Exercise details
Copy every record below exactly as written, but leave out the pictures.

(A run of records)
## START

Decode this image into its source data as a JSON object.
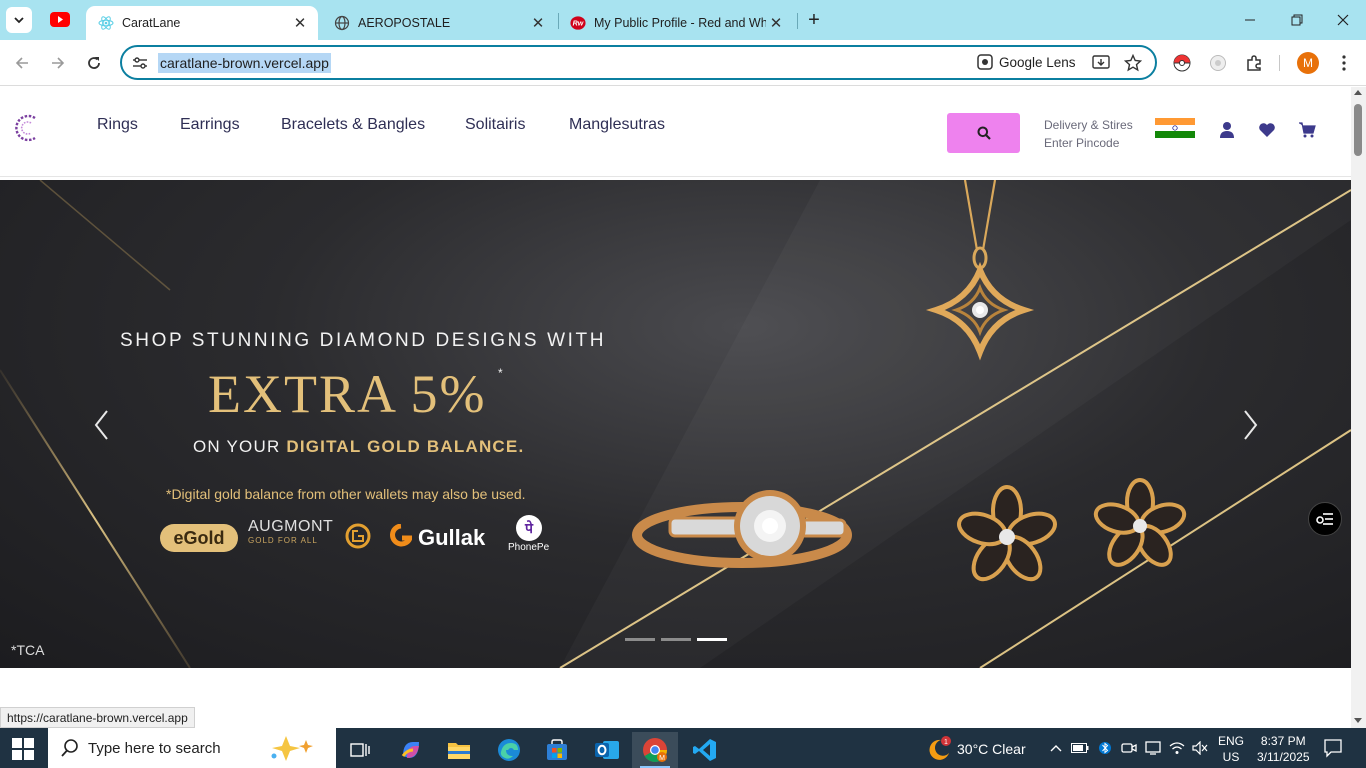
{
  "browser": {
    "tabs": [
      {
        "title": "CaratLane",
        "active": true
      },
      {
        "title": "AEROPOSTALE",
        "active": false
      },
      {
        "title": "My Public Profile - Red and Whi",
        "active": false
      }
    ],
    "url": "caratlane-brown.vercel.app",
    "lens_label": "Google Lens",
    "profile_initial": "M",
    "status_url": "https://caratlane-brown.vercel.app"
  },
  "site": {
    "nav": [
      "Rings",
      "Earrings",
      "Bracelets & Bangles",
      "Solitairis",
      "Manglesutras"
    ],
    "delivery": {
      "line1": "Delivery & Stires",
      "line2": "Enter Pincode"
    },
    "colors": {
      "search_button": "#ee82ee",
      "nav_text": "#2f2f55",
      "gold": "#e3c07a"
    }
  },
  "hero": {
    "line1": "SHOP STUNNING DIAMOND DESIGNS WITH",
    "line2": "EXTRA 5%",
    "star": "*",
    "line3_prefix": "ON YOUR ",
    "line3_bold": "DIGITAL GOLD BALANCE.",
    "note": "*Digital gold balance from other wallets may also be used.",
    "partners": {
      "egold": "eGold",
      "augmont": "AUGMONT",
      "augmont_sub": "GOLD FOR ALL",
      "gullak": "Gullak",
      "phonepe": "PhonePe"
    },
    "tca": "*TCA",
    "slides_total": 3,
    "slide_active": 3
  },
  "taskbar": {
    "search_placeholder": "Type here to search",
    "weather": "30°C  Clear",
    "lang_line1": "ENG",
    "lang_line2": "US",
    "time": "8:37 PM",
    "date": "3/11/2025"
  }
}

## END

The solution
Decode this image into its source data as a JSON object.
{
  "browser": {
    "tabs": [
      {
        "title": "CaratLane",
        "active": true
      },
      {
        "title": "AEROPOSTALE",
        "active": false
      },
      {
        "title": "My Public Profile - Red and Whi",
        "active": false
      }
    ],
    "url": "caratlane-brown.vercel.app",
    "lens_label": "Google Lens",
    "profile_initial": "M",
    "status_url": "https://caratlane-brown.vercel.app"
  },
  "site": {
    "nav": [
      "Rings",
      "Earrings",
      "Bracelets & Bangles",
      "Solitairis",
      "Manglesutras"
    ],
    "delivery": {
      "line1": "Delivery & Stires",
      "line2": "Enter Pincode"
    },
    "colors": {
      "search_button": "#ee82ee",
      "nav_text": "#2f2f55",
      "gold": "#e3c07a"
    }
  },
  "hero": {
    "line1": "SHOP STUNNING DIAMOND DESIGNS WITH",
    "line2": "EXTRA 5%",
    "star": "*",
    "line3_prefix": "ON YOUR ",
    "line3_bold": "DIGITAL GOLD BALANCE.",
    "note": "*Digital gold balance from other wallets may also be used.",
    "partners": {
      "egold": "eGold",
      "augmont": "AUGMONT",
      "augmont_sub": "GOLD FOR ALL",
      "gullak": "Gullak",
      "phonepe": "PhonePe"
    },
    "tca": "*TCA",
    "slides_total": 3,
    "slide_active": 3
  },
  "taskbar": {
    "search_placeholder": "Type here to search",
    "weather": "30°C  Clear",
    "lang_line1": "ENG",
    "lang_line2": "US",
    "time": "8:37 PM",
    "date": "3/11/2025"
  }
}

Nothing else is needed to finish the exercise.